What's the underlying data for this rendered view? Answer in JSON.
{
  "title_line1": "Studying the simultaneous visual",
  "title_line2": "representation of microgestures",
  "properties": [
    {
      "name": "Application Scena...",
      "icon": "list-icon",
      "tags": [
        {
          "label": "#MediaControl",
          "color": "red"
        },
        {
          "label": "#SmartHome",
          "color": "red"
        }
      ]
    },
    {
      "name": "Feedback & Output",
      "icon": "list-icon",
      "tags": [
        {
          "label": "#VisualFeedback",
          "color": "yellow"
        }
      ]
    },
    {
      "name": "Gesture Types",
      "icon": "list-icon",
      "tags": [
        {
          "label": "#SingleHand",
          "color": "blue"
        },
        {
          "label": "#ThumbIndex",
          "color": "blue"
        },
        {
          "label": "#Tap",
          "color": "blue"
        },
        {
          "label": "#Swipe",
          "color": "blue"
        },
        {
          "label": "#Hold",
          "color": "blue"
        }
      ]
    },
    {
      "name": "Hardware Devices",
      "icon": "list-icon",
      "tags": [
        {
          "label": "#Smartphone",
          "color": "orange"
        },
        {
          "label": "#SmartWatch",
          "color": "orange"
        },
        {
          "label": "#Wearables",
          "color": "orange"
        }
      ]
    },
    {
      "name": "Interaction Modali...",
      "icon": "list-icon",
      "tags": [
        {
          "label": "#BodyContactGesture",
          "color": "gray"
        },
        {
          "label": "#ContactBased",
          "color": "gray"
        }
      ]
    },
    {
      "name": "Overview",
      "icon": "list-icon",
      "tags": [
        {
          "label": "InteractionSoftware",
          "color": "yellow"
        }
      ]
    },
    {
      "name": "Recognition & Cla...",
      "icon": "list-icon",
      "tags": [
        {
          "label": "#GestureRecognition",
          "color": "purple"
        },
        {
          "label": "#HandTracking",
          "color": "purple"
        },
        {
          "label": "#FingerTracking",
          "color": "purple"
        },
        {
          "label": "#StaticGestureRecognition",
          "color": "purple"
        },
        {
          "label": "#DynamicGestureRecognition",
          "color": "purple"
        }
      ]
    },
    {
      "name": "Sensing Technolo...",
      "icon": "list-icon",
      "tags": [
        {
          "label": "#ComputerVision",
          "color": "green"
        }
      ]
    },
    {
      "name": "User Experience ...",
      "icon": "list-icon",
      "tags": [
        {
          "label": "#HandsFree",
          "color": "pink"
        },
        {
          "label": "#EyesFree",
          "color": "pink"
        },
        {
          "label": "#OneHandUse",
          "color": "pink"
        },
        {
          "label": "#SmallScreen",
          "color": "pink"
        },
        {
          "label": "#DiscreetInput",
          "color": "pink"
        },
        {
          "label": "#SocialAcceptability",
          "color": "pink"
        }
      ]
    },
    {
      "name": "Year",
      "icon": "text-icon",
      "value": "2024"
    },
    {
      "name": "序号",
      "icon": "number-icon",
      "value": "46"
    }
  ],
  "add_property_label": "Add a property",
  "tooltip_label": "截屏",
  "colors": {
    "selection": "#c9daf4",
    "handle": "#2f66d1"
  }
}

....................

# Exercise brief
Determine how many lines of the listing hold the word "name" and reply with that figure alone.

# Response for this exercise
11